>> START THE RECORDS

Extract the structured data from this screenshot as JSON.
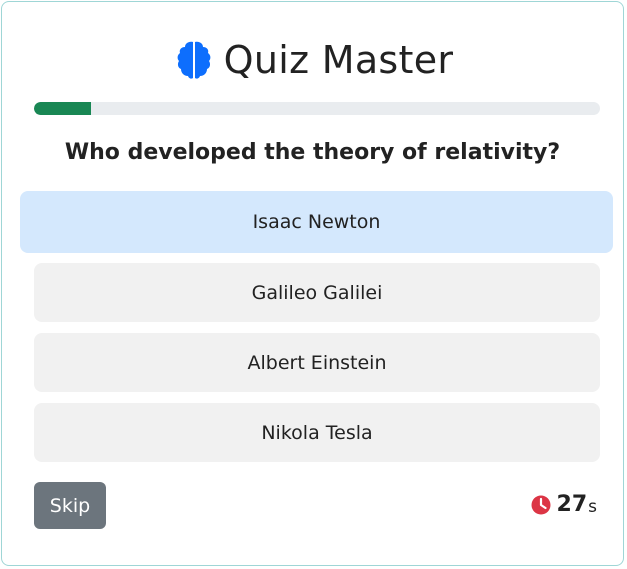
{
  "header": {
    "title": "Quiz Master",
    "icon": "brain-icon"
  },
  "progress": {
    "fraction": 0.1,
    "color": "#198754"
  },
  "question": {
    "text": "Who developed the theory of relativity?"
  },
  "answers": [
    {
      "label": "Isaac Newton",
      "hovered": true
    },
    {
      "label": "Galileo Galilei",
      "hovered": false
    },
    {
      "label": "Albert Einstein",
      "hovered": false
    },
    {
      "label": "Nikola Tesla",
      "hovered": false
    }
  ],
  "footer": {
    "skip_label": "Skip",
    "timer_value": "27",
    "timer_unit": "s",
    "timer_icon": "clock-icon"
  },
  "colors": {
    "accent": "#0d6efd",
    "timer_icon": "#dc3545",
    "hover_answer": "#d4e8fd",
    "skip_button": "#6c757d"
  }
}
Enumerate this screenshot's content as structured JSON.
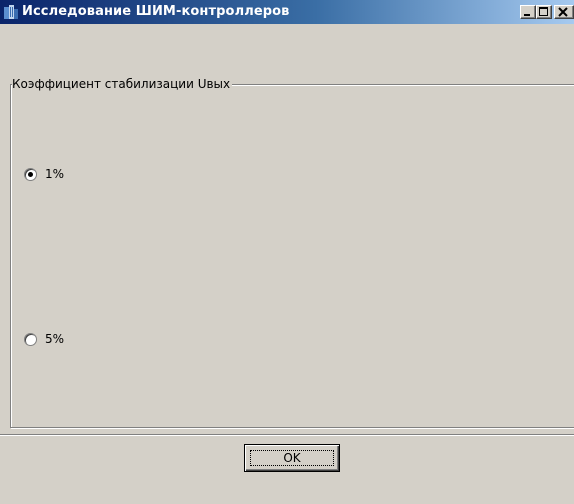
{
  "window": {
    "title": "Исследование ШИМ-контроллеров",
    "buttons": {
      "minimize_icon": "minimize-icon",
      "maximize_icon": "maximize-icon",
      "close_icon": "close-icon"
    }
  },
  "group": {
    "legend": "Коэффициент стабилизации Uвых",
    "options": [
      {
        "label": "1%",
        "selected": true
      },
      {
        "label": "5%",
        "selected": false
      }
    ]
  },
  "footer": {
    "ok_label": "OK"
  }
}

>> END THE RECORDS

Copy each line in the data that holds the word "structured".

■ CORRECT RESPONSE:
Extract the structured data from this screenshot as JSON.
Enumerate this screenshot's content as structured JSON.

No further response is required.